»»
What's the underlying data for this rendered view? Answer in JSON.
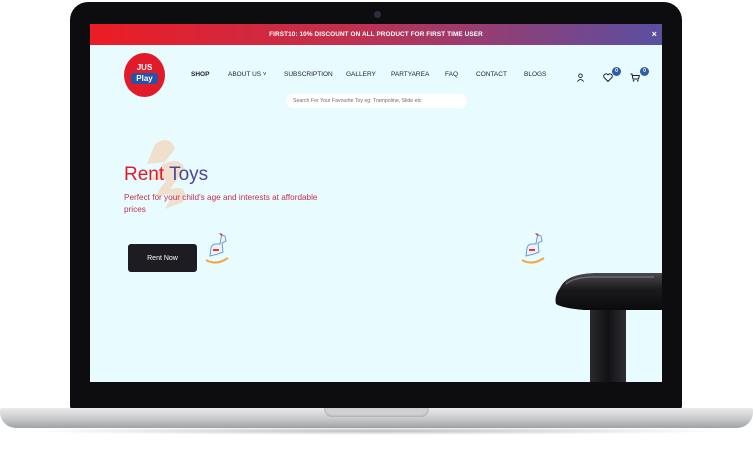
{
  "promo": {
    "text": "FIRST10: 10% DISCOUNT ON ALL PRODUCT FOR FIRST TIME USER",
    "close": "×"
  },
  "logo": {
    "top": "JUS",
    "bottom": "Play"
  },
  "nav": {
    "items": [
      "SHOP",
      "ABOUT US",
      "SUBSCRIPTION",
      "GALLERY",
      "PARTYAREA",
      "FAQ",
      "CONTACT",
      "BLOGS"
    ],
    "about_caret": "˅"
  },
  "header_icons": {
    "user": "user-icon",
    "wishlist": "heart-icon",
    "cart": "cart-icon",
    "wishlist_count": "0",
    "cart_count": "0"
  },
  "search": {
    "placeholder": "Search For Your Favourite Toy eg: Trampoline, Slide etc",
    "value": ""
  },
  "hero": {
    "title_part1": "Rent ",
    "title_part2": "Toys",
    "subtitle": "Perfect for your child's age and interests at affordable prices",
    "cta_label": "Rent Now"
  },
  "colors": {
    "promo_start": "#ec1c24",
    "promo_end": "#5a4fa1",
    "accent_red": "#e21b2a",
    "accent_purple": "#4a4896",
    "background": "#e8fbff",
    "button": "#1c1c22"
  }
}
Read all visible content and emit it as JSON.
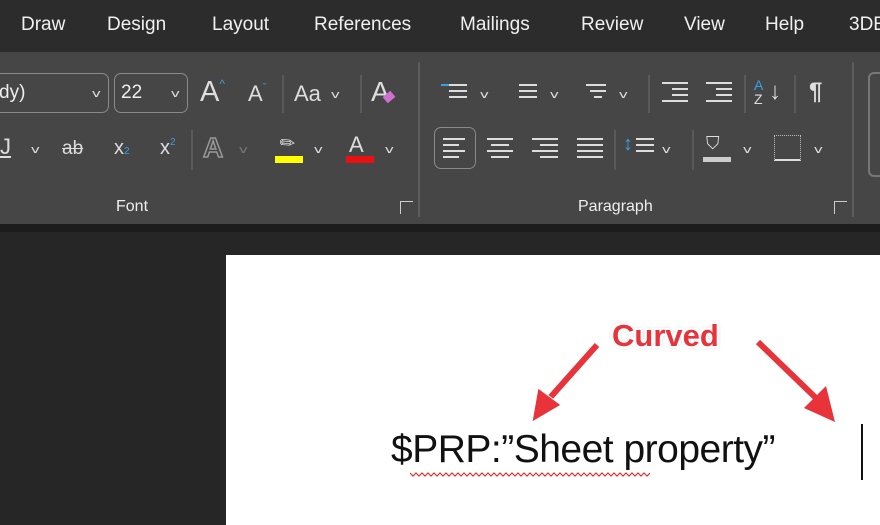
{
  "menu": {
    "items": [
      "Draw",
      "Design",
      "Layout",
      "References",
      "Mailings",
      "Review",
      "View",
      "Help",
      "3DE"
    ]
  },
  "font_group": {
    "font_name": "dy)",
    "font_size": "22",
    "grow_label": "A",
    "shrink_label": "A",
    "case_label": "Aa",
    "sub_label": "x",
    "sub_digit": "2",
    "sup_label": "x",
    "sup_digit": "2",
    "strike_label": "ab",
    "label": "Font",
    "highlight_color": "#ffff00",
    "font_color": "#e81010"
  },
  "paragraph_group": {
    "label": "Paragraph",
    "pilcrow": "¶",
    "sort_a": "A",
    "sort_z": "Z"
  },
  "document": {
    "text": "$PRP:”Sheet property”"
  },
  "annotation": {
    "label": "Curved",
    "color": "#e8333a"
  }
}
««
Drop the images and repeat the data exactly.

:: SOLUTION TO THIS EXERCISE ::
What's the underlying data for this rendered view? Answer in JSON.
{
  "promo": {
    "text": "FIRST10: 10% DISCOUNT ON ALL PRODUCT FOR FIRST TIME USER",
    "close": "×"
  },
  "logo": {
    "top": "JUS",
    "bottom": "Play"
  },
  "nav": {
    "items": [
      "SHOP",
      "ABOUT US",
      "SUBSCRIPTION",
      "GALLERY",
      "PARTYAREA",
      "FAQ",
      "CONTACT",
      "BLOGS"
    ],
    "about_caret": "˅"
  },
  "header_icons": {
    "user": "user-icon",
    "wishlist": "heart-icon",
    "cart": "cart-icon",
    "wishlist_count": "0",
    "cart_count": "0"
  },
  "search": {
    "placeholder": "Search For Your Favourite Toy eg: Trampoline, Slide etc",
    "value": ""
  },
  "hero": {
    "title_part1": "Rent ",
    "title_part2": "Toys",
    "subtitle": "Perfect for your child's age and interests at affordable prices",
    "cta_label": "Rent Now"
  },
  "colors": {
    "promo_start": "#ec1c24",
    "promo_end": "#5a4fa1",
    "accent_red": "#e21b2a",
    "accent_purple": "#4a4896",
    "background": "#e8fbff",
    "button": "#1c1c22"
  }
}
Read all visible content and emit it as JSON.
{
  "menu": {
    "items": [
      "Draw",
      "Design",
      "Layout",
      "References",
      "Mailings",
      "Review",
      "View",
      "Help",
      "3DE"
    ]
  },
  "font_group": {
    "font_name": "dy)",
    "font_size": "22",
    "grow_label": "A",
    "shrink_label": "A",
    "case_label": "Aa",
    "sub_label": "x",
    "sub_digit": "2",
    "sup_label": "x",
    "sup_digit": "2",
    "strike_label": "ab",
    "label": "Font",
    "highlight_color": "#ffff00",
    "font_color": "#e81010"
  },
  "paragraph_group": {
    "label": "Paragraph",
    "pilcrow": "¶",
    "sort_a": "A",
    "sort_z": "Z"
  },
  "document": {
    "text": "$PRP:”Sheet property”"
  },
  "annotation": {
    "label": "Curved",
    "color": "#e8333a"
  }
}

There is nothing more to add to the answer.